**Short problem**
Extract every line of the material below and reproduce it faithfully.

**Records for this task**
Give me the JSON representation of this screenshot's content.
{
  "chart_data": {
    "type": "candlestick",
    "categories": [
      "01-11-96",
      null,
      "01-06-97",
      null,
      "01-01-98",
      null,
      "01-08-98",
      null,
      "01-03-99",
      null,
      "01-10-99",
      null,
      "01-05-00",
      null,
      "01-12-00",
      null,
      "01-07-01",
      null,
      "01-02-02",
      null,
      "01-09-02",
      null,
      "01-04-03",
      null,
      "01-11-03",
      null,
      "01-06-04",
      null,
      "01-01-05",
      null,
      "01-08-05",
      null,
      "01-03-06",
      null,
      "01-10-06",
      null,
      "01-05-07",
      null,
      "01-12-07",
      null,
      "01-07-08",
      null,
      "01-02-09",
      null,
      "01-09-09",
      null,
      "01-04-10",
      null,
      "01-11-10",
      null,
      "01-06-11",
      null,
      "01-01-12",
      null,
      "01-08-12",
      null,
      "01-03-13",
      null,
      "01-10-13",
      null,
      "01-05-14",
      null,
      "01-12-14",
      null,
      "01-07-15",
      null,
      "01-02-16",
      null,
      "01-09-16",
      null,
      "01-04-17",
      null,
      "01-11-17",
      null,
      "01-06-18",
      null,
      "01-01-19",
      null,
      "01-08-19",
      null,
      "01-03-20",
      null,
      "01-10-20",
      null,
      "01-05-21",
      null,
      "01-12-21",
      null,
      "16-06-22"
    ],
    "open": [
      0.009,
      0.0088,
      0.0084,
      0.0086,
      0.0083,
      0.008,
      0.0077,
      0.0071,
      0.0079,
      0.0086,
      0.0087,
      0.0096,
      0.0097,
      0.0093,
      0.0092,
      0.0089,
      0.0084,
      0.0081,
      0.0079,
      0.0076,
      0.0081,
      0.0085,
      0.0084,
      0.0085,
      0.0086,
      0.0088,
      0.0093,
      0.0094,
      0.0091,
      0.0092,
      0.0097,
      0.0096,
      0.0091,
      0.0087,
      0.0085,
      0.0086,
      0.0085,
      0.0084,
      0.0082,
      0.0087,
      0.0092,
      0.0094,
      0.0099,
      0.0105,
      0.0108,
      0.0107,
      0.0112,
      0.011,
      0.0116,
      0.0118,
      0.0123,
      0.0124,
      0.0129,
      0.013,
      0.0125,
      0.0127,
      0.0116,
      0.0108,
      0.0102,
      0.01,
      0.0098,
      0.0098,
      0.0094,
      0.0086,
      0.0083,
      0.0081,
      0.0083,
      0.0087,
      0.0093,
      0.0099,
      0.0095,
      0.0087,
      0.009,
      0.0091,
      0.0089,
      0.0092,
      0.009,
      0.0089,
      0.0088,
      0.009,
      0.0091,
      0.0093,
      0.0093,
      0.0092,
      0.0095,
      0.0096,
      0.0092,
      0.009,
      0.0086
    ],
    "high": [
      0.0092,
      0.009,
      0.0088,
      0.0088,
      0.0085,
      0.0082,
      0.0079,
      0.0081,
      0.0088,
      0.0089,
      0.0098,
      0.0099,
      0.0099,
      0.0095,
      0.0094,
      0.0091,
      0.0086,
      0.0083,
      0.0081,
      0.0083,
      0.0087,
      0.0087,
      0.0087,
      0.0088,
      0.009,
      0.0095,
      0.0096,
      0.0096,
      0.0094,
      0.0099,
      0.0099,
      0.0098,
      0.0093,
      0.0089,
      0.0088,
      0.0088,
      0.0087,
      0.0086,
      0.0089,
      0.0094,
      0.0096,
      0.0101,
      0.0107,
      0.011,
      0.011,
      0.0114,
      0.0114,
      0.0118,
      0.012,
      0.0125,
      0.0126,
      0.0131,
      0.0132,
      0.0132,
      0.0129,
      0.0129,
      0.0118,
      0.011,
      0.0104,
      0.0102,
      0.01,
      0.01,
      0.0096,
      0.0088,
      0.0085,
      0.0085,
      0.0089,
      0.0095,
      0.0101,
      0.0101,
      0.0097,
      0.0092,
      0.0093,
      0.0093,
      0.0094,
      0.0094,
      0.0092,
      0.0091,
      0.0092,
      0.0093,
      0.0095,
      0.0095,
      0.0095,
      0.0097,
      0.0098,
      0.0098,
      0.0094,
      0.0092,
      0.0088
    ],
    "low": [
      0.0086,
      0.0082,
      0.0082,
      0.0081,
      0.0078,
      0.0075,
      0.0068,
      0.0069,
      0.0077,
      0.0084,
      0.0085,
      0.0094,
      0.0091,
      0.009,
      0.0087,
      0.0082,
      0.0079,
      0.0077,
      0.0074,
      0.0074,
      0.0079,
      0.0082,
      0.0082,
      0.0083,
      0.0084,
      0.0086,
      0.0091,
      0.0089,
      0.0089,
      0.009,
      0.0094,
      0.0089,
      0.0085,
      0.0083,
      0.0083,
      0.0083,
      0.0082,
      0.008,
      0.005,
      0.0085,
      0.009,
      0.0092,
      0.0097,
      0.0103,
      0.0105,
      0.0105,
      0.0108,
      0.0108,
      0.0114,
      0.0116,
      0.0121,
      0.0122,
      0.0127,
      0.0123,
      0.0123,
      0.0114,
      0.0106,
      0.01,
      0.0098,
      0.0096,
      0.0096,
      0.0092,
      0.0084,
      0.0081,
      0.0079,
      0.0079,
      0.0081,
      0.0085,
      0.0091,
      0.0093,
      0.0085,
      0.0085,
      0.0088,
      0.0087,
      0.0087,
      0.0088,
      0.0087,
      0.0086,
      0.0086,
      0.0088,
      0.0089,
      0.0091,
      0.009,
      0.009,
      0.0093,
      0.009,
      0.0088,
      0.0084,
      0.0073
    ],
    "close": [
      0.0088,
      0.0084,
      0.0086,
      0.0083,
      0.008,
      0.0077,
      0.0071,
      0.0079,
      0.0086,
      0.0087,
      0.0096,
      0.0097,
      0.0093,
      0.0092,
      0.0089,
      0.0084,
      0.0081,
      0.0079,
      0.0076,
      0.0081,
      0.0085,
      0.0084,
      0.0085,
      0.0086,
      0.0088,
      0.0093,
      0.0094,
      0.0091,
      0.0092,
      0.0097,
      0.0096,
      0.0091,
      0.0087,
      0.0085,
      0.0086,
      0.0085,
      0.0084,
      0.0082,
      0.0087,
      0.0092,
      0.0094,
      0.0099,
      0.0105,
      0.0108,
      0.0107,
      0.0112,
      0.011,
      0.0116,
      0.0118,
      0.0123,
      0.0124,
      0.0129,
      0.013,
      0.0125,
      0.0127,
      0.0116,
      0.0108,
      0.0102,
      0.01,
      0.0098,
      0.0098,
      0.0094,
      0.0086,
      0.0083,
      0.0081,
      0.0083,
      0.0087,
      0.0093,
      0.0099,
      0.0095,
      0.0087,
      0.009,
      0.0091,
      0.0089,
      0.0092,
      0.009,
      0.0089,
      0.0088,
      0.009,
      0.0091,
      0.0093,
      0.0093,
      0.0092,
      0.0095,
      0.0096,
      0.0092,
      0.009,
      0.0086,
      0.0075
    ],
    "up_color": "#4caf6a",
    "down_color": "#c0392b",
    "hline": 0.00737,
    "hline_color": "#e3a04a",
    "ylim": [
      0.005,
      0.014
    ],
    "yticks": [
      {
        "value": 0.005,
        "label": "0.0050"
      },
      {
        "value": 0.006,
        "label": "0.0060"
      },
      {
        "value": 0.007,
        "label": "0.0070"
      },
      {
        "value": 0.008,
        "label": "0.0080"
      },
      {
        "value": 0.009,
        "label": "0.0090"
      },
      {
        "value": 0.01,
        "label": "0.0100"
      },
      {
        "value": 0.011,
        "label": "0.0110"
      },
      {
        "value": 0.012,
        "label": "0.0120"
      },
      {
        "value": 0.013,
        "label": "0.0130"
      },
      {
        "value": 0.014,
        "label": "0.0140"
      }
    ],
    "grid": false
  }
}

**In response**
Give me the JSON representation of this screenshot's content.
{
  "chart_data": {
    "type": "candlestick",
    "categories": [
      "01-11-96",
      null,
      "01-06-97",
      null,
      "01-01-98",
      null,
      "01-08-98",
      null,
      "01-03-99",
      null,
      "01-10-99",
      null,
      "01-05-00",
      null,
      "01-12-00",
      null,
      "01-07-01",
      null,
      "01-02-02",
      null,
      "01-09-02",
      null,
      "01-04-03",
      null,
      "01-11-03",
      null,
      "01-06-04",
      null,
      "01-01-05",
      null,
      "01-08-05",
      null,
      "01-03-06",
      null,
      "01-10-06",
      null,
      "01-05-07",
      null,
      "01-12-07",
      null,
      "01-07-08",
      null,
      "01-02-09",
      null,
      "01-09-09",
      null,
      "01-04-10",
      null,
      "01-11-10",
      null,
      "01-06-11",
      null,
      "01-01-12",
      null,
      "01-08-12",
      null,
      "01-03-13",
      null,
      "01-10-13",
      null,
      "01-05-14",
      null,
      "01-12-14",
      null,
      "01-07-15",
      null,
      "01-02-16",
      null,
      "01-09-16",
      null,
      "01-04-17",
      null,
      "01-11-17",
      null,
      "01-06-18",
      null,
      "01-01-19",
      null,
      "01-08-19",
      null,
      "01-03-20",
      null,
      "01-10-20",
      null,
      "01-05-21",
      null,
      "01-12-21",
      null,
      "16-06-22"
    ],
    "open": [
      0.009,
      0.0088,
      0.0084,
      0.0086,
      0.0083,
      0.008,
      0.0077,
      0.0071,
      0.0079,
      0.0086,
      0.0087,
      0.0096,
      0.0097,
      0.0093,
      0.0092,
      0.0089,
      0.0084,
      0.0081,
      0.0079,
      0.0076,
      0.0081,
      0.0085,
      0.0084,
      0.0085,
      0.0086,
      0.0088,
      0.0093,
      0.0094,
      0.0091,
      0.0092,
      0.0097,
      0.0096,
      0.0091,
      0.0087,
      0.0085,
      0.0086,
      0.0085,
      0.0084,
      0.0082,
      0.0087,
      0.0092,
      0.0094,
      0.0099,
      0.0105,
      0.0108,
      0.0107,
      0.0112,
      0.011,
      0.0116,
      0.0118,
      0.0123,
      0.0124,
      0.0129,
      0.013,
      0.0125,
      0.0127,
      0.0116,
      0.0108,
      0.0102,
      0.01,
      0.0098,
      0.0098,
      0.0094,
      0.0086,
      0.0083,
      0.0081,
      0.0083,
      0.0087,
      0.0093,
      0.0099,
      0.0095,
      0.0087,
      0.009,
      0.0091,
      0.0089,
      0.0092,
      0.009,
      0.0089,
      0.0088,
      0.009,
      0.0091,
      0.0093,
      0.0093,
      0.0092,
      0.0095,
      0.0096,
      0.0092,
      0.009,
      0.0086
    ],
    "high": [
      0.0092,
      0.009,
      0.0088,
      0.0088,
      0.0085,
      0.0082,
      0.0079,
      0.0081,
      0.0088,
      0.0089,
      0.0098,
      0.0099,
      0.0099,
      0.0095,
      0.0094,
      0.0091,
      0.0086,
      0.0083,
      0.0081,
      0.0083,
      0.0087,
      0.0087,
      0.0087,
      0.0088,
      0.009,
      0.0095,
      0.0096,
      0.0096,
      0.0094,
      0.0099,
      0.0099,
      0.0098,
      0.0093,
      0.0089,
      0.0088,
      0.0088,
      0.0087,
      0.0086,
      0.0089,
      0.0094,
      0.0096,
      0.0101,
      0.0107,
      0.011,
      0.011,
      0.0114,
      0.0114,
      0.0118,
      0.012,
      0.0125,
      0.0126,
      0.0131,
      0.0132,
      0.0132,
      0.0129,
      0.0129,
      0.0118,
      0.011,
      0.0104,
      0.0102,
      0.01,
      0.01,
      0.0096,
      0.0088,
      0.0085,
      0.0085,
      0.0089,
      0.0095,
      0.0101,
      0.0101,
      0.0097,
      0.0092,
      0.0093,
      0.0093,
      0.0094,
      0.0094,
      0.0092,
      0.0091,
      0.0092,
      0.0093,
      0.0095,
      0.0095,
      0.0095,
      0.0097,
      0.0098,
      0.0098,
      0.0094,
      0.0092,
      0.0088
    ],
    "low": [
      0.0086,
      0.0082,
      0.0082,
      0.0081,
      0.0078,
      0.0075,
      0.0068,
      0.0069,
      0.0077,
      0.0084,
      0.0085,
      0.0094,
      0.0091,
      0.009,
      0.0087,
      0.0082,
      0.0079,
      0.0077,
      0.0074,
      0.0074,
      0.0079,
      0.0082,
      0.0082,
      0.0083,
      0.0084,
      0.0086,
      0.0091,
      0.0089,
      0.0089,
      0.009,
      0.0094,
      0.0089,
      0.0085,
      0.0083,
      0.0083,
      0.0083,
      0.0082,
      0.008,
      0.005,
      0.0085,
      0.009,
      0.0092,
      0.0097,
      0.0103,
      0.0105,
      0.0105,
      0.0108,
      0.0108,
      0.0114,
      0.0116,
      0.0121,
      0.0122,
      0.0127,
      0.0123,
      0.0123,
      0.0114,
      0.0106,
      0.01,
      0.0098,
      0.0096,
      0.0096,
      0.0092,
      0.0084,
      0.0081,
      0.0079,
      0.0079,
      0.0081,
      0.0085,
      0.0091,
      0.0093,
      0.0085,
      0.0085,
      0.0088,
      0.0087,
      0.0087,
      0.0088,
      0.0087,
      0.0086,
      0.0086,
      0.0088,
      0.0089,
      0.0091,
      0.009,
      0.009,
      0.0093,
      0.009,
      0.0088,
      0.0084,
      0.0073
    ],
    "close": [
      0.0088,
      0.0084,
      0.0086,
      0.0083,
      0.008,
      0.0077,
      0.0071,
      0.0079,
      0.0086,
      0.0087,
      0.0096,
      0.0097,
      0.0093,
      0.0092,
      0.0089,
      0.0084,
      0.0081,
      0.0079,
      0.0076,
      0.0081,
      0.0085,
      0.0084,
      0.0085,
      0.0086,
      0.0088,
      0.0093,
      0.0094,
      0.0091,
      0.0092,
      0.0097,
      0.0096,
      0.0091,
      0.0087,
      0.0085,
      0.0086,
      0.0085,
      0.0084,
      0.0082,
      0.0087,
      0.0092,
      0.0094,
      0.0099,
      0.0105,
      0.0108,
      0.0107,
      0.0112,
      0.011,
      0.0116,
      0.0118,
      0.0123,
      0.0124,
      0.0129,
      0.013,
      0.0125,
      0.0127,
      0.0116,
      0.0108,
      0.0102,
      0.01,
      0.0098,
      0.0098,
      0.0094,
      0.0086,
      0.0083,
      0.0081,
      0.0083,
      0.0087,
      0.0093,
      0.0099,
      0.0095,
      0.0087,
      0.009,
      0.0091,
      0.0089,
      0.0092,
      0.009,
      0.0089,
      0.0088,
      0.009,
      0.0091,
      0.0093,
      0.0093,
      0.0092,
      0.0095,
      0.0096,
      0.0092,
      0.009,
      0.0086,
      0.0075
    ],
    "up_color": "#4caf6a",
    "down_color": "#c0392b",
    "hline": 0.00737,
    "hline_color": "#e3a04a",
    "ylim": [
      0.005,
      0.014
    ],
    "yticks": [
      {
        "value": 0.005,
        "label": "0.0050"
      },
      {
        "value": 0.006,
        "label": "0.0060"
      },
      {
        "value": 0.007,
        "label": "0.0070"
      },
      {
        "value": 0.008,
        "label": "0.0080"
      },
      {
        "value": 0.009,
        "label": "0.0090"
      },
      {
        "value": 0.01,
        "label": "0.0100"
      },
      {
        "value": 0.011,
        "label": "0.0110"
      },
      {
        "value": 0.012,
        "label": "0.0120"
      },
      {
        "value": 0.013,
        "label": "0.0130"
      },
      {
        "value": 0.014,
        "label": "0.0140"
      }
    ],
    "grid": false
  }
}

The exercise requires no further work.